▶ [Given records]
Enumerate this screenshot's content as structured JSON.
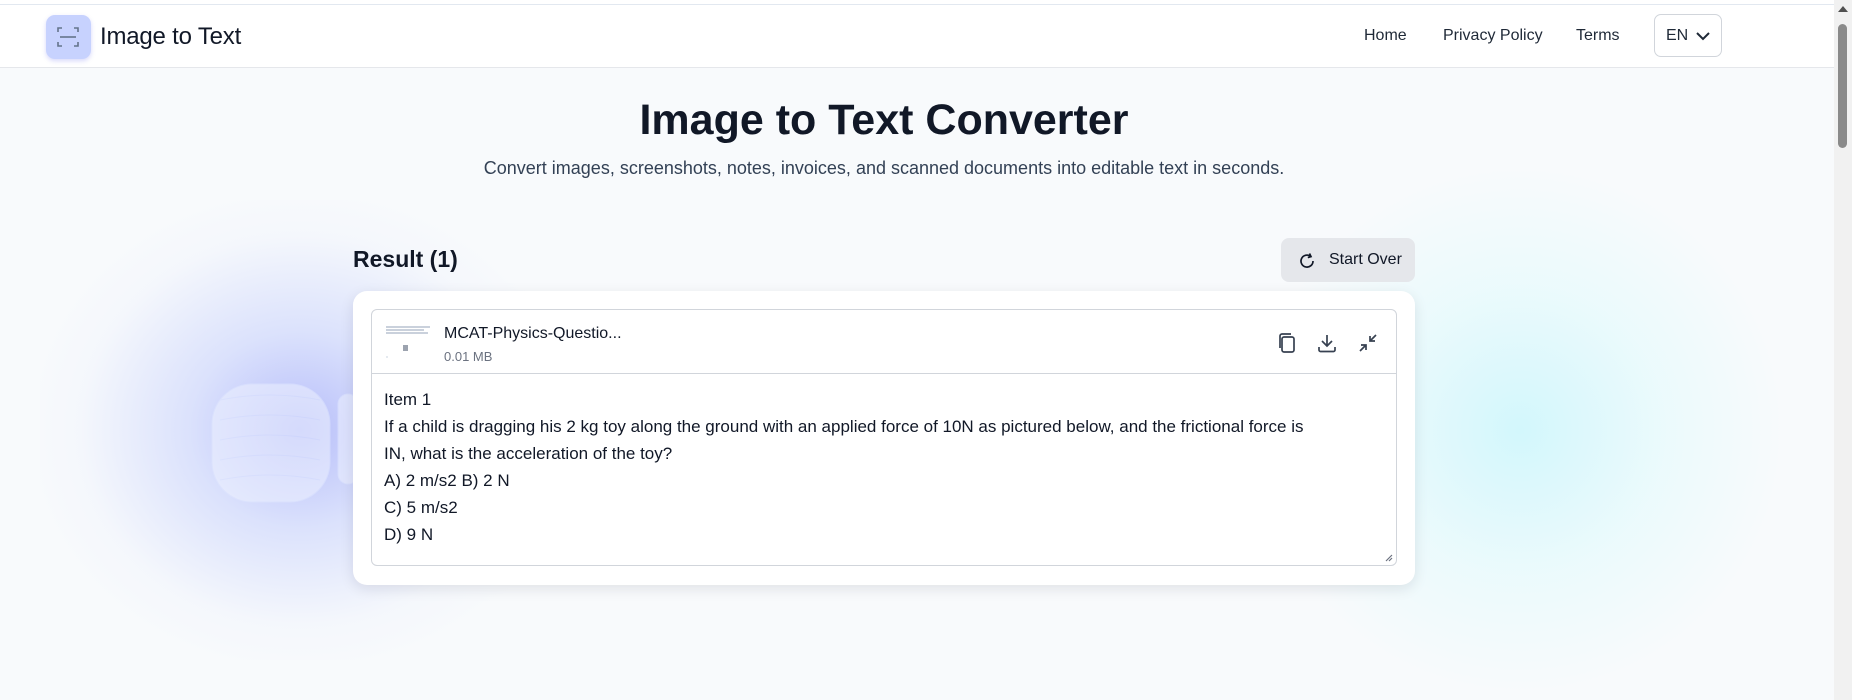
{
  "header": {
    "brand": "Image to Text",
    "nav": [
      {
        "label": "Home"
      },
      {
        "label": "Privacy Policy"
      },
      {
        "label": "Terms"
      }
    ],
    "language": "EN"
  },
  "hero": {
    "title": "Image to Text Converter",
    "subtitle": "Convert images, screenshots, notes, invoices, and scanned documents into editable text in seconds."
  },
  "result": {
    "heading": "Result (1)",
    "start_over_label": "Start Over",
    "file": {
      "name": "MCAT-Physics-Questio...",
      "size": "0.01 MB"
    },
    "text": "Item 1\nIf a child is dragging his 2 kg toy along the ground with an applied force of 10N as pictured below, and the frictional force is\nIN, what is the acceleration of the toy?\nA) 2 m/s2 B) 2 N\nC) 5 m/s2\nD) 9 N"
  },
  "icons": {
    "logo": "scan-icon",
    "language_toggle": "chevron-down-icon",
    "start_over": "refresh-icon",
    "copy": "copy-icon",
    "download": "download-icon",
    "collapse": "collapse-icon"
  },
  "colors": {
    "accent": "#818cf8",
    "logo_bg": "#c7d2fe",
    "button_bg": "#e5e7eb",
    "glow_cyan": "#a5f3fc"
  }
}
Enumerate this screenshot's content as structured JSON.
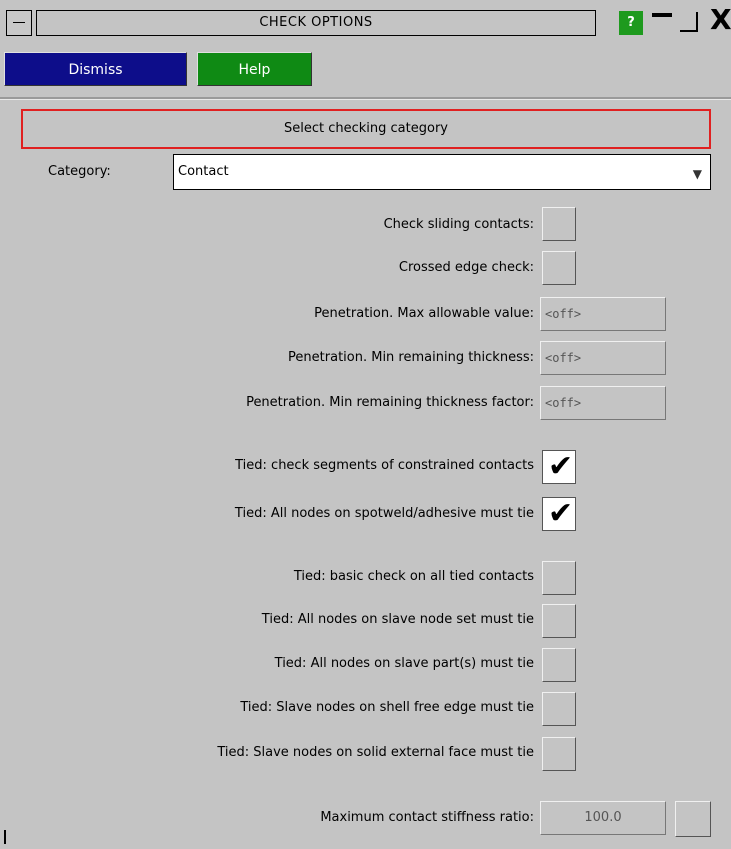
{
  "window": {
    "title": "CHECK OPTIONS",
    "help_glyph": "?",
    "close_glyph": "X"
  },
  "toolbar": {
    "dismiss_label": "Dismiss",
    "help_label": "Help"
  },
  "section": {
    "header": "Select checking category"
  },
  "category": {
    "label": "Category:",
    "value": "Contact"
  },
  "options": {
    "sliding": {
      "label": "Check sliding contacts:",
      "checked": false
    },
    "crossed": {
      "label": "Crossed edge check:",
      "checked": false
    },
    "pen_max": {
      "label": "Penetration. Max allowable value:",
      "value": "<off>"
    },
    "pen_min": {
      "label": "Penetration. Min remaining thickness:",
      "value": "<off>"
    },
    "pen_factor": {
      "label": "Penetration. Min remaining thickness factor:",
      "value": "<off>"
    },
    "tied_constrained": {
      "label": "Tied: check segments of constrained contacts",
      "checked": true
    },
    "tied_spotweld": {
      "label": "Tied: All nodes on spotweld/adhesive must tie",
      "checked": true
    },
    "tied_basic": {
      "label": "Tied: basic check on all tied contacts",
      "checked": false
    },
    "tied_slave_set": {
      "label": "Tied: All nodes on slave node set must tie",
      "checked": false
    },
    "tied_slave_parts": {
      "label": "Tied: All nodes on slave part(s) must tie",
      "checked": false
    },
    "tied_shell_edge": {
      "label": "Tied: Slave nodes on shell free edge must tie",
      "checked": false
    },
    "tied_solid_face": {
      "label": "Tied: Slave nodes on solid external face must tie",
      "checked": false
    },
    "stiffness": {
      "label": "Maximum contact stiffness ratio:",
      "value": "100.0"
    }
  },
  "marks": {
    "check": "✔"
  },
  "colors": {
    "dismiss_bg": "#0d0d8a",
    "help_bg": "#0f8a14",
    "section_border": "#e02020",
    "panel_bg": "#c4c4c4"
  }
}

▶ [Set task]
Count how many lines in the data above hold the string "nodes", and give the number with no other words.

▶ [Task answer]
5